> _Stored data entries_
···
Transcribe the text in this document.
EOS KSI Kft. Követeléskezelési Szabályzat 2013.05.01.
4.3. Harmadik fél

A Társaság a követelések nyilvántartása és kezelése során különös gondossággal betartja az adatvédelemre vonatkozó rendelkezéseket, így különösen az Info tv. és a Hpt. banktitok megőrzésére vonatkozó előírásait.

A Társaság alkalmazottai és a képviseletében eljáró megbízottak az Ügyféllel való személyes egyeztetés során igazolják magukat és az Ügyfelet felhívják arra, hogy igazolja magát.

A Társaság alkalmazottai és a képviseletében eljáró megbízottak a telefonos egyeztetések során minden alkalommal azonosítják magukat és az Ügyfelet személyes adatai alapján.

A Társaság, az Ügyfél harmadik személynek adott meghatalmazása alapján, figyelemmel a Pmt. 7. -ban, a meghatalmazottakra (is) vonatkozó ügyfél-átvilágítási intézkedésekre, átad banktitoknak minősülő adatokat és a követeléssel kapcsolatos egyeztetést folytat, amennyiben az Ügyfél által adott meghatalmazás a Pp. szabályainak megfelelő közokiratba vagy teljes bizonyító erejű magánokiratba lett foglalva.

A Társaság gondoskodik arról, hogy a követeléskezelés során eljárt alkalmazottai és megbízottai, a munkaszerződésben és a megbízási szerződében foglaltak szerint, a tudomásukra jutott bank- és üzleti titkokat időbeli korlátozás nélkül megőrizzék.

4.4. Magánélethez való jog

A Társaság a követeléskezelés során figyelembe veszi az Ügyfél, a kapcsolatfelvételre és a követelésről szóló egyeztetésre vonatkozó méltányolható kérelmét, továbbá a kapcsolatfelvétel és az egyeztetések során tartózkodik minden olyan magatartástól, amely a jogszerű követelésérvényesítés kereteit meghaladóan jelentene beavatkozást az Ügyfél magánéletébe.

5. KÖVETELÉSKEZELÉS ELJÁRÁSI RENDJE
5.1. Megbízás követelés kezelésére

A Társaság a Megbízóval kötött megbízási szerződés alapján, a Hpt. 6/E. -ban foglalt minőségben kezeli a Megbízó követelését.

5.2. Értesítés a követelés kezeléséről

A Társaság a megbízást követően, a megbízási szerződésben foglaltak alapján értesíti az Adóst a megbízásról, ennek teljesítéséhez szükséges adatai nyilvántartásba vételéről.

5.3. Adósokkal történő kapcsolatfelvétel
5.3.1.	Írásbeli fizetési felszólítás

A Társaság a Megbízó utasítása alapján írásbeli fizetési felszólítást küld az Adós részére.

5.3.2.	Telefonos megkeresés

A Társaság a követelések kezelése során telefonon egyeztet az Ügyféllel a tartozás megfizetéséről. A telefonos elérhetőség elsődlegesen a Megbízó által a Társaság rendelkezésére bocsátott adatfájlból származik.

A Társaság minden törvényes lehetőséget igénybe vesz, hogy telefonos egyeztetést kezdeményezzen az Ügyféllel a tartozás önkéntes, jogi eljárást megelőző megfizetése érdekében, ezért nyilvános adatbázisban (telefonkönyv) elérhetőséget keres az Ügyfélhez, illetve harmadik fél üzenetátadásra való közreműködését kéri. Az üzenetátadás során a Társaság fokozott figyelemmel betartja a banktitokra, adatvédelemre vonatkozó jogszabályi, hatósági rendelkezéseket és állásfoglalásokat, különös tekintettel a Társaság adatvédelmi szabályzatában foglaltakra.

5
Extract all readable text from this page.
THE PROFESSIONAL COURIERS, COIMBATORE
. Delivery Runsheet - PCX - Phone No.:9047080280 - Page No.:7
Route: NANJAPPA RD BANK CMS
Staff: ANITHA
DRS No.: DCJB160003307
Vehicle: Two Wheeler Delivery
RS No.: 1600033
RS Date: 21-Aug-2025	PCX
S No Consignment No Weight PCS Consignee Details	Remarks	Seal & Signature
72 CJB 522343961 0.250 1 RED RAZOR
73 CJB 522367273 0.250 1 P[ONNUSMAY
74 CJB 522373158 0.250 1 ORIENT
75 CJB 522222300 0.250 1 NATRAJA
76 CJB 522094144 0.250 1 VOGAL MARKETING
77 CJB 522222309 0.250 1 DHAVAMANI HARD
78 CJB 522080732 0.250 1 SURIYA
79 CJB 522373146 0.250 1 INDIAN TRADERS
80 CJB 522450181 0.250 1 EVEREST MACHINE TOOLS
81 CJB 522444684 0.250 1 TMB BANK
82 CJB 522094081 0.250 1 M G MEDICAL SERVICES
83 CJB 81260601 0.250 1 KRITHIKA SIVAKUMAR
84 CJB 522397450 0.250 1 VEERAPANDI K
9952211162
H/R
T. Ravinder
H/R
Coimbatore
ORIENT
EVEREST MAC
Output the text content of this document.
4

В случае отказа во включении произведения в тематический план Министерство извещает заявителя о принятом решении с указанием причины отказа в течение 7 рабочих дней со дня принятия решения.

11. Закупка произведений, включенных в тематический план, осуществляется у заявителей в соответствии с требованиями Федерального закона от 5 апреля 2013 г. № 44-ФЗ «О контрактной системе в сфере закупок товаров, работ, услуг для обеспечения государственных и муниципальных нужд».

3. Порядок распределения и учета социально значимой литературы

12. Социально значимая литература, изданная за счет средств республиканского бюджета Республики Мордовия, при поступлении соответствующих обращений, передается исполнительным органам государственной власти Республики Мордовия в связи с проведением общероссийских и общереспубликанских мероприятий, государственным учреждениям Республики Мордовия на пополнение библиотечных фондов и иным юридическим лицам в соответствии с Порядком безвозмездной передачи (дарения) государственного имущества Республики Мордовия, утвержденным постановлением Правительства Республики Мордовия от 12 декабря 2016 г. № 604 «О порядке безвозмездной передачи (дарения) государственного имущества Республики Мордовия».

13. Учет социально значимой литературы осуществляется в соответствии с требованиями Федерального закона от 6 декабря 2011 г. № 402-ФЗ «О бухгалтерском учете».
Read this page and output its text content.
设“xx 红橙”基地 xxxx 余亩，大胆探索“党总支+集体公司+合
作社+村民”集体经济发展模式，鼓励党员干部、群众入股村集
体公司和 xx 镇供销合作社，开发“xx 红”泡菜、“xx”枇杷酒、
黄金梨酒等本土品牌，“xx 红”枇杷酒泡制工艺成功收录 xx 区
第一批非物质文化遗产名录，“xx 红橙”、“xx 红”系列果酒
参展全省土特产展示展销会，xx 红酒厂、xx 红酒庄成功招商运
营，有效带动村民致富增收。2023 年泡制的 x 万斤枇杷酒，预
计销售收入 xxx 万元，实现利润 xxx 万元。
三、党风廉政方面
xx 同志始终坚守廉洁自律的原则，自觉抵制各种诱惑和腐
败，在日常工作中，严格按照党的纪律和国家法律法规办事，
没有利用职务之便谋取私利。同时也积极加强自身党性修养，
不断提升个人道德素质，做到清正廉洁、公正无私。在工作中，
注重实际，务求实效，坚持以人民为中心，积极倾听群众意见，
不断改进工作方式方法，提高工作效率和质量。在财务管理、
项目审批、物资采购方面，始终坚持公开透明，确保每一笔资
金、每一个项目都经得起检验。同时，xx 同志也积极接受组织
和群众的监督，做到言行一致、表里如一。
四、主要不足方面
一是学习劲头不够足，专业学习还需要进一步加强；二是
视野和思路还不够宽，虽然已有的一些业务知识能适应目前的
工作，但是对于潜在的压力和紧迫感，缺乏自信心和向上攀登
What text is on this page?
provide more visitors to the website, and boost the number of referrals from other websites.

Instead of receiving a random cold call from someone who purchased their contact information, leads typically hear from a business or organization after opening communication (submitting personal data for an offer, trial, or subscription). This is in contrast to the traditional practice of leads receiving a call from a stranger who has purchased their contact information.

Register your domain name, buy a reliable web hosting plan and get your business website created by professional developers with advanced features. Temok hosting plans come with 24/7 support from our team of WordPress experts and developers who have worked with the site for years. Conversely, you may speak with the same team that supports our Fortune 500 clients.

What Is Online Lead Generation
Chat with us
···
> _Set problem_
Quote exactly and only the lines from the one holding "What text is on this page?" through the end of the data.

> _Complete output_
What text is on this page?
provide more visitors to the website, and boost the number of referrals from other websites.

Instead of receiving a random cold call from someone who purchased their contact information, leads typically hear from a business or organization after opening communication (submitting personal data for an offer, trial, or subscription). This is in contrast to the traditional practice of leads receiving a call from a stranger who has purchased their contact information.

Register your domain name, buy a reliable web hosting plan and get your business website created by professional developers with advanced features. Temok hosting plans come with 24/7 support from our team of WordPress experts and developers who have worked with the site for years. Conversely, you may speak with the same team that supports our Fortune 500 clients.

What Is Online Lead Generation
Chat with us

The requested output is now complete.